Next, we remove some words have no meaning on their own and are useful for joining words together,like “for” or articles like “a” and “the”. In R, we have a dictionary of stopwords that allows us to quickly weed out unneccesary words.

Code

final_words <- land_tokens %>%
    anti_join(get_stopwords())

head(final_words, 20) %>%
    gt(caption = "Top 5 Words")

Top 5 Words
word
elder
sister
came
visit
younger
sister
country
elder
married
tradesman
town
younger
peasant
village
sisters
sat
tea
talking
elder
began

4 Analysis

4.1 Exploratory Analysis

To start the analysis we can count the occurrence of each key word in the story.

Code

final_words %>%
    count(word, sort = TRUE) %>%
    slice_head(n = 15) %>%
    gt(caption = "Prominent Words in the Short Story")

Prominent Words in the Short Story
word	n
land	79
pahóm	79
one	38
thought	31
went	28
said	27
now	20
bashkírs	18
chief	18
go	18
day	16
much	16
sun	16
came	14
began	13

Clearly, this story is about Pahom and land given their prominence in the text. There are also thoughts that probably run through the mind of the main actor Pahom, but also the secondary players like the chief and the bashkírs. The remainder of the text captures the conversations and actions in the story.

We plot the frequency of the 15 most used words in the short story.

Code

final_words %>%
    count(word, sort = TRUE) %>%
    slice_head(n = 15) %>%
    mutate(word = fct_reorder(word, n)) %>%
    ggplot(mapping = aes(x = word, y = n, size = n)) +
    geom_point(show.legend = FALSE) +
    ggthemes::theme_fivethirtyeight() +
    coord_flip() +
    labs(
        x = "", y = "Count",
        title = "Word Frequency"
    )

A word cloud is an alternative plot that shows the prominence of words in a piece of text. The merit of a word cloud is that it can visualize more words that a bar plot.

Code

final_words %>%
    wordcloud(
        scale = c(2.5, 0.5),
        random.order = FALSE,
        colors = brewer.pal(8, "Dark2")
    )

4.2 Sentiment Analysis

In this section, we estimate the average sentiment or emotional content of words in Tolstoy’s story. I have written a [separate article](https://rpubs.com/Karuitha/sentiment_star) on sentiment analysis (Karuitha 2022). In summary, there are several tools that allow for the estimation of sentiment. In R, the common sentiment analysis dictionaries are:

Bing
Afinn
Loughran
NRC

Please refere to the literature for each of these sentiment measures. In this case, we use the nrc dictionary. The nrc dictionary has 10 classes of sentiment listed below.

Code

get_sentiments("nrc") %>%
    count(sentiment) %>%
    pull(sentiment)

 [1] "anger"        "anticipation" "disgust"      "fear"         "joy"         
 [6] "negative"     "positive"     "sadness"      "surprise"     "trust"

# [Written exercise 1]
Could you write out the passage of the text-mining tutorial from "Please refere to" to "pull(sentiment)"?
# [Written exercise 2]
Could you put the lines of the entries, from the first line through the line with "header-label-line2: Weight(lbs) (607, 62, 678, 78)", into a JSON list of strings, one string per line, with blank lines omitted?
The text-mining tutorial and the entries have no connection to each other.

[Spatial layout data]

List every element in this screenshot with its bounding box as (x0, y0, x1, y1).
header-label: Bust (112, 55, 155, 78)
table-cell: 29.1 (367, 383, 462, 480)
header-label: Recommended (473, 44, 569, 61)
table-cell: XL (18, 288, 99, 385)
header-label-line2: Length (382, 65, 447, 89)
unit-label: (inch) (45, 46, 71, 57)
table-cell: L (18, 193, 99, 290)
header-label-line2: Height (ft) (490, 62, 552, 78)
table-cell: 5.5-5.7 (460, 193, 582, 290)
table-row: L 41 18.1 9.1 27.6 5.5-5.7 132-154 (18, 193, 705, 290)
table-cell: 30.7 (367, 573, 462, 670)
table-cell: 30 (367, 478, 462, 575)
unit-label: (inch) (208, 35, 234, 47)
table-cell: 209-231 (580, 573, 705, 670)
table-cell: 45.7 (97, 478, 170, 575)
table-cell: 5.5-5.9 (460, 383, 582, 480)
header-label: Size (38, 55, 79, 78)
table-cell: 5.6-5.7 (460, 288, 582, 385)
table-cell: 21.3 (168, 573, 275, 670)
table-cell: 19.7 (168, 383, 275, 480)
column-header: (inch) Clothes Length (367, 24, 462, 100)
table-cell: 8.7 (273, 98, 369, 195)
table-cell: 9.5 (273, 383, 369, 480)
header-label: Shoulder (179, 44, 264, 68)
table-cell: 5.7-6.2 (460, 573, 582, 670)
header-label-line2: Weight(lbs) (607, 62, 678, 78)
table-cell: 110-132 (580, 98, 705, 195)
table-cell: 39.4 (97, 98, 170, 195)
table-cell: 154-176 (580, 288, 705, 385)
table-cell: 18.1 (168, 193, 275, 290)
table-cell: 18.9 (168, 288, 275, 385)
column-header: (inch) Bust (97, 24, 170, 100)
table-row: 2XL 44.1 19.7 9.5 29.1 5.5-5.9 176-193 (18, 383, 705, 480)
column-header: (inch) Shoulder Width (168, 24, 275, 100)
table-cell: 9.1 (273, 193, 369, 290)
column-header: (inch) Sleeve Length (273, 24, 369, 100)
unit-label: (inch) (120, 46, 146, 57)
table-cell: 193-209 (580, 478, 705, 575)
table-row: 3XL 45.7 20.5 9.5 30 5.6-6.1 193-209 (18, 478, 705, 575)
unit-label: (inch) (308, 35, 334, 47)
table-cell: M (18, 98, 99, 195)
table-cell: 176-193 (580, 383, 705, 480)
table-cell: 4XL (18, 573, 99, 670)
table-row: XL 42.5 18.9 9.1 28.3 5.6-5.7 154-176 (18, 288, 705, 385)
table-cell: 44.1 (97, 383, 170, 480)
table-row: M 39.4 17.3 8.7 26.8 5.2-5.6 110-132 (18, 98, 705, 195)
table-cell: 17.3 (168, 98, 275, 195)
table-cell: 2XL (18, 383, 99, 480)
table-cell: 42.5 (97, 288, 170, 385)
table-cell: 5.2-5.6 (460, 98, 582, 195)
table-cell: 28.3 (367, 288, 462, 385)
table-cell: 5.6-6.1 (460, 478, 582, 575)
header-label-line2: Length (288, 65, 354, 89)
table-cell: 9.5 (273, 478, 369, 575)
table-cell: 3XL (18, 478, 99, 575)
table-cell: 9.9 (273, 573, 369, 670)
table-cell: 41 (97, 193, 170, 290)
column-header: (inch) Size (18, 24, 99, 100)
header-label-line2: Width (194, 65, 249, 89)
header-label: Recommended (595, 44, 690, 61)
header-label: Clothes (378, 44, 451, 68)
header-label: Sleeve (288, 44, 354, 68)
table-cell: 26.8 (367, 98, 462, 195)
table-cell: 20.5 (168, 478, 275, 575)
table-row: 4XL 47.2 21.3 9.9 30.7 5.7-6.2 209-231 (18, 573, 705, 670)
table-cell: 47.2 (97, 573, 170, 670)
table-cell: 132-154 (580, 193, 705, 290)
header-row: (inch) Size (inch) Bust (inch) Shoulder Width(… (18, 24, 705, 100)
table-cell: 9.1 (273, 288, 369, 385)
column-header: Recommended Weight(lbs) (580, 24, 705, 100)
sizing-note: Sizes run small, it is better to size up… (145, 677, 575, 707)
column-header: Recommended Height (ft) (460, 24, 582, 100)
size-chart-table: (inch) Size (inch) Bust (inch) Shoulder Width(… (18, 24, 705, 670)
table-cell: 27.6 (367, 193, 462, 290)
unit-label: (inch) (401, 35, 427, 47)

# [Written answer 1]
Please refere to the literature for each of these sentiment measures. In this case, we use the nrc dictionary. The nrc dictionary has 10 classes of sentiment listed below.

Code

get_sentiments("nrc") %>%
    count(sentiment) %>%
    pull(sentiment)

# [Written answer 2]
[
  "List every element in this screenshot with its bounding box as (x0, y0, x1, y1).",
  "header-label: Bust (112, 55, 155, 78)",
  "table-cell: 29.1 (367, 383, 462, 480)",
  "header-label: Recommended (473, 44, 569, 61)",
  "table-cell: XL (18, 288, 99, 385)",
  "header-label-line2: Length (382, 65, 447, 89)",
  "unit-label: (inch) (45, 46, 71, 57)",
  "table-cell: L (18, 193, 99, 290)",
  "header-label-line2: Height (ft) (490, 62, 552, 78)",
  "table-cell: 5.5-5.7 (460, 193, 582, 290)",
  "table-row: L 41 18.1 9.1 27.6 5.5-5.7 132-154 (18, 193, 705, 290)",
  "table-cell: 30.7 (367, 573, 462, 670)",
  "table-cell: 30 (367, 478, 462, 575)",
  "unit-label: (inch) (208, 35, 234, 47)",
  "table-cell: 209-231 (580, 573, 705, 670)",
  "table-cell: 45.7 (97, 478, 170, 575)",
  "table-cell: 5.5-5.9 (460, 383, 582, 480)",
  "header-label: Size (38, 55, 79, 78)",
  "table-cell: 5.6-5.7 (460, 288, 582, 385)",
  "table-cell: 21.3 (168, 573, 275, 670)",
  "table-cell: 19.7 (168, 383, 275, 480)",
  "column-header: (inch) Clothes Length (367, 24, 462, 100)",
  "table-cell: 8.7 (273, 98, 369, 195)",
  "table-cell: 9.5 (273, 383, 369, 480)",
  "header-label: Shoulder (179, 44, 264, 68)",
  "table-cell: 5.7-6.2 (460, 573, 582, 670)",
  "header-label-line2: Weight(lbs) (607, 62, 678, 78)"
]